◆ Supplied records:
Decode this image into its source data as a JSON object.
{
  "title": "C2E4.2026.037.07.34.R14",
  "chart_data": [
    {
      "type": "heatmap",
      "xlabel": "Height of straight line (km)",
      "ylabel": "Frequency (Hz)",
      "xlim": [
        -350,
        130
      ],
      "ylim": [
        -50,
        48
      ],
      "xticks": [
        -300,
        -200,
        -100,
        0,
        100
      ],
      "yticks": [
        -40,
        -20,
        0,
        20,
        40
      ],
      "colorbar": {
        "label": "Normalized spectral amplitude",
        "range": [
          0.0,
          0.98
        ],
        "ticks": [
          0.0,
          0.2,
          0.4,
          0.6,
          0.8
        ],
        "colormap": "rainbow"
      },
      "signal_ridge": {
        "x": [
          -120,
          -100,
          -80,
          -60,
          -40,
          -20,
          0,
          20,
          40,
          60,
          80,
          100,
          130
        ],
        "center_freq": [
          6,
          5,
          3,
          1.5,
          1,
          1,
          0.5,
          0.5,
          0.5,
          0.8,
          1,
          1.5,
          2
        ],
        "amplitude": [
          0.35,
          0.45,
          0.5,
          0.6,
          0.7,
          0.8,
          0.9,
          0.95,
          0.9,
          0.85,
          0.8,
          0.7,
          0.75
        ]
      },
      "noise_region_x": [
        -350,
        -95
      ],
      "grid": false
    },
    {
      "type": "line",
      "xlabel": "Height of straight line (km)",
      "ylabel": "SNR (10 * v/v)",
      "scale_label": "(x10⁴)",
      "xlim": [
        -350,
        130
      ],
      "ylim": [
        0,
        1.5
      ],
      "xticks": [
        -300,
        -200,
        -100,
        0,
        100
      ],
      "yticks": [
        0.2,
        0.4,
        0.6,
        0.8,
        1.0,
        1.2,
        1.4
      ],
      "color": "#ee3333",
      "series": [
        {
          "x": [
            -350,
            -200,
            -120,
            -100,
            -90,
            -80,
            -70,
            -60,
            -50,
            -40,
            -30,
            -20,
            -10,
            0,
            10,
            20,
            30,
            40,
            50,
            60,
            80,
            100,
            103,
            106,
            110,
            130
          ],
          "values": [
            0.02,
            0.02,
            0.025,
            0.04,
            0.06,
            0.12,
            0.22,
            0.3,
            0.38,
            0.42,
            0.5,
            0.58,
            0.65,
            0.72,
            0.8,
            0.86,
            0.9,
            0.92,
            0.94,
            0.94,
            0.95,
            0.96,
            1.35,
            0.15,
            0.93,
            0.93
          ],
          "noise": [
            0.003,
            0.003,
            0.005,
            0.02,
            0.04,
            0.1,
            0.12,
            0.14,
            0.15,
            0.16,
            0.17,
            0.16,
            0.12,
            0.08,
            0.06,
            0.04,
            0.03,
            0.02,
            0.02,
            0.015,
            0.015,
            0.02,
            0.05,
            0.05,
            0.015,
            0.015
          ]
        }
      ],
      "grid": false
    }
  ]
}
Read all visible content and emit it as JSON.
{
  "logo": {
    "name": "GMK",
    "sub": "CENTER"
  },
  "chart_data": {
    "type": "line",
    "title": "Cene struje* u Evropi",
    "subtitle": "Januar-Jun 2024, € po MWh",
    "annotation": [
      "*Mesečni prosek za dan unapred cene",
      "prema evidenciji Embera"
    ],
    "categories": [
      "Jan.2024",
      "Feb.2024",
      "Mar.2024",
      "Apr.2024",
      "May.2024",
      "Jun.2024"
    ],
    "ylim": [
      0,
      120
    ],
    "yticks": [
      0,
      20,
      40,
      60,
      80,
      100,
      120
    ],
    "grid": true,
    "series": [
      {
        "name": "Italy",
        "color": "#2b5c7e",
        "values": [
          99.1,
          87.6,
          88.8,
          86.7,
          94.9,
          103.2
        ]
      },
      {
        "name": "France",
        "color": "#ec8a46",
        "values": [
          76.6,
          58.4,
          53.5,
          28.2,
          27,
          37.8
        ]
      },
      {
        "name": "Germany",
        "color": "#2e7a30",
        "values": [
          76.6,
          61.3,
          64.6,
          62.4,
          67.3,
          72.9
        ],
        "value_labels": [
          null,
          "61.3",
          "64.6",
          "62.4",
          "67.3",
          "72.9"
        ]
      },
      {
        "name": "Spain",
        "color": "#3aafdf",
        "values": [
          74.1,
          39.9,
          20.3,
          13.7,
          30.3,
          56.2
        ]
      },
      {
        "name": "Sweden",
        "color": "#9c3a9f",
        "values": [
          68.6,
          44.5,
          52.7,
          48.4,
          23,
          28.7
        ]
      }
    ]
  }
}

◆ Work to be completed: Write each line above out exactly.

◆ Answer in full:
Decode this image into its source data as a JSON object.
{
  "title": "C2E4.2026.037.07.34.R14",
  "chart_data": [
    {
      "type": "heatmap",
      "xlabel": "Height of straight line (km)",
      "ylabel": "Frequency (Hz)",
      "xlim": [
        -350,
        130
      ],
      "ylim": [
        -50,
        48
      ],
      "xticks": [
        -300,
        -200,
        -100,
        0,
        100
      ],
      "yticks": [
        -40,
        -20,
        0,
        20,
        40
      ],
      "colorbar": {
        "label": "Normalized spectral amplitude",
        "range": [
          0.0,
          0.98
        ],
        "ticks": [
          0.0,
          0.2,
          0.4,
          0.6,
          0.8
        ],
        "colormap": "rainbow"
      },
      "signal_ridge": {
        "x": [
          -120,
          -100,
          -80,
          -60,
          -40,
          -20,
          0,
          20,
          40,
          60,
          80,
          100,
          130
        ],
        "center_freq": [
          6,
          5,
          3,
          1.5,
          1,
          1,
          0.5,
          0.5,
          0.5,
          0.8,
          1,
          1.5,
          2
        ],
        "amplitude": [
          0.35,
          0.45,
          0.5,
          0.6,
          0.7,
          0.8,
          0.9,
          0.95,
          0.9,
          0.85,
          0.8,
          0.7,
          0.75
        ]
      },
      "noise_region_x": [
        -350,
        -95
      ],
      "grid": false
    },
    {
      "type": "line",
      "xlabel": "Height of straight line (km)",
      "ylabel": "SNR (10 * v/v)",
      "scale_label": "(x10⁴)",
      "xlim": [
        -350,
        130
      ],
      "ylim": [
        0,
        1.5
      ],
      "xticks": [
        -300,
        -200,
        -100,
        0,
        100
      ],
      "yticks": [
        0.2,
        0.4,
        0.6,
        0.8,
        1.0,
        1.2,
        1.4
      ],
      "color": "#ee3333",
      "series": [
        {
          "x": [
            -350,
            -200,
            -120,
            -100,
            -90,
            -80,
            -70,
            -60,
            -50,
            -40,
            -30,
            -20,
            -10,
            0,
            10,
            20,
            30,
            40,
            50,
            60,
            80,
            100,
            103,
            106,
            110,
            130
          ],
          "values": [
            0.02,
            0.02,
            0.025,
            0.04,
            0.06,
            0.12,
            0.22,
            0.3,
            0.38,
            0.42,
            0.5,
            0.58,
            0.65,
            0.72,
            0.8,
            0.86,
            0.9,
            0.92,
            0.94,
            0.94,
            0.95,
            0.96,
            1.35,
            0.15,
            0.93,
            0.93
          ],
          "noise": [
            0.003,
            0.003,
            0.005,
            0.02,
            0.04,
            0.1,
            0.12,
            0.14,
            0.15,
            0.16,
            0.17,
            0.16,
            0.12,
            0.08,
            0.06,
            0.04,
            0.03,
            0.02,
            0.02,
            0.015,
            0.015,
            0.02,
            0.05,
            0.05,
            0.015,
            0.015
          ]
        }
      ],
      "grid": false
    }
  ]
}
Read all visible content and emit it as JSON.
{
  "logo": {
    "name": "GMK",
    "sub": "CENTER"
  },
  "chart_data": {
    "type": "line",
    "title": "Cene struje* u Evropi",
    "subtitle": "Januar-Jun 2024, € po MWh",
    "annotation": [
      "*Mesečni prosek za dan unapred cene",
      "prema evidenciji Embera"
    ],
    "categories": [
      "Jan.2024",
      "Feb.2024",
      "Mar.2024",
      "Apr.2024",
      "May.2024",
      "Jun.2024"
    ],
    "ylim": [
      0,
      120
    ],
    "yticks": [
      0,
      20,
      40,
      60,
      80,
      100,
      120
    ],
    "grid": true,
    "series": [
      {
        "name": "Italy",
        "color": "#2b5c7e",
        "values": [
          99.1,
          87.6,
          88.8,
          86.7,
          94.9,
          103.2
        ]
      },
      {
        "name": "France",
        "color": "#ec8a46",
        "values": [
          76.6,
          58.4,
          53.5,
          28.2,
          27,
          37.8
        ]
      },
      {
        "name": "Germany",
        "color": "#2e7a30",
        "values": [
          76.6,
          61.3,
          64.6,
          62.4,
          67.3,
          72.9
        ],
        "value_labels": [
          null,
          "61.3",
          "64.6",
          "62.4",
          "67.3",
          "72.9"
        ]
      },
      {
        "name": "Spain",
        "color": "#3aafdf",
        "values": [
          74.1,
          39.9,
          20.3,
          13.7,
          30.3,
          56.2
        ]
      },
      {
        "name": "Sweden",
        "color": "#9c3a9f",
        "values": [
          68.6,
          44.5,
          52.7,
          48.4,
          23,
          28.7
        ]
      }
    ]
  }
}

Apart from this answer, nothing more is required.